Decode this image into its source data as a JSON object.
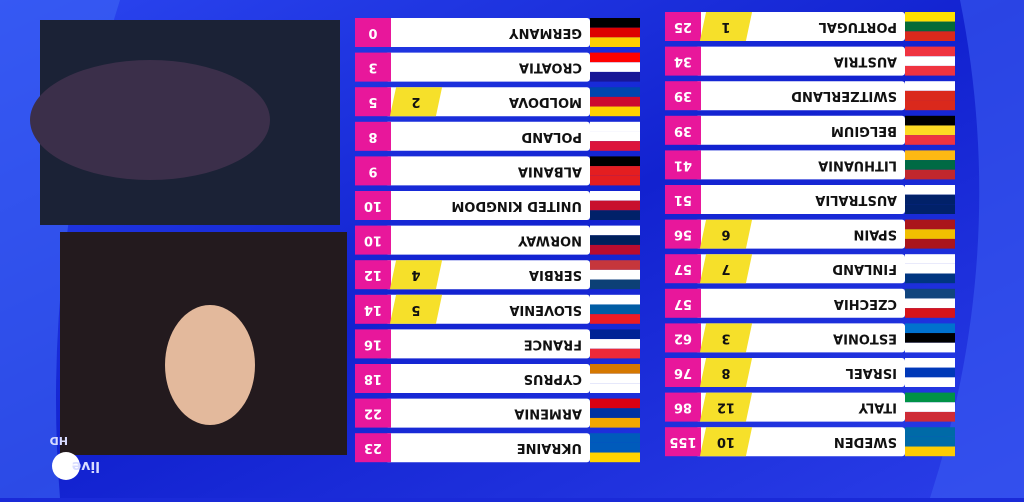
{
  "board": {
    "left": [
      {
        "country": "GERMANY",
        "total": 0
      },
      {
        "country": "CROATIA",
        "total": 3
      },
      {
        "country": "MOLDOVA",
        "total": 5,
        "points": 2
      },
      {
        "country": "POLAND",
        "total": 8
      },
      {
        "country": "ALBANIA",
        "total": 9
      },
      {
        "country": "UNITED KINGDOM",
        "total": 10
      },
      {
        "country": "NORWAY",
        "total": 10
      },
      {
        "country": "SERBIA",
        "total": 12,
        "points": 4
      },
      {
        "country": "SLOVENIA",
        "total": 14,
        "points": 5
      },
      {
        "country": "FRANCE",
        "total": 16
      },
      {
        "country": "CYPRUS",
        "total": 18
      },
      {
        "country": "ARMENIA",
        "total": 22
      },
      {
        "country": "UKRAINE",
        "total": 23
      }
    ],
    "right": [
      {
        "country": "PORTUGAL",
        "total": 25,
        "points": 1
      },
      {
        "country": "AUSTRIA",
        "total": 34
      },
      {
        "country": "SWITZERLAND",
        "total": 39
      },
      {
        "country": "BELGIUM",
        "total": 39
      },
      {
        "country": "LITHUANIA",
        "total": 41
      },
      {
        "country": "AUSTRALIA",
        "total": 51
      },
      {
        "country": "SPAIN",
        "total": 56,
        "points": 6
      },
      {
        "country": "FINLAND",
        "total": 57,
        "points": 7
      },
      {
        "country": "CZECHIA",
        "total": 57
      },
      {
        "country": "ESTONIA",
        "total": 62,
        "points": 3
      },
      {
        "country": "ISRAEL",
        "total": 76,
        "points": 8
      },
      {
        "country": "ITALY",
        "total": 86,
        "points": 12
      },
      {
        "country": "SWEDEN",
        "total": 155,
        "points": 10
      }
    ]
  },
  "overlay": {
    "live": "live",
    "hd": "HD"
  }
}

- _Short problem_
List every line above that contains the word "points".

- _Correct response_
        "points": 2
        "points": 4
        "points": 5
        "points": 1
        "points": 6
        "points": 7
        "points": 3
        "points": 8
        "points": 12
        "points": 10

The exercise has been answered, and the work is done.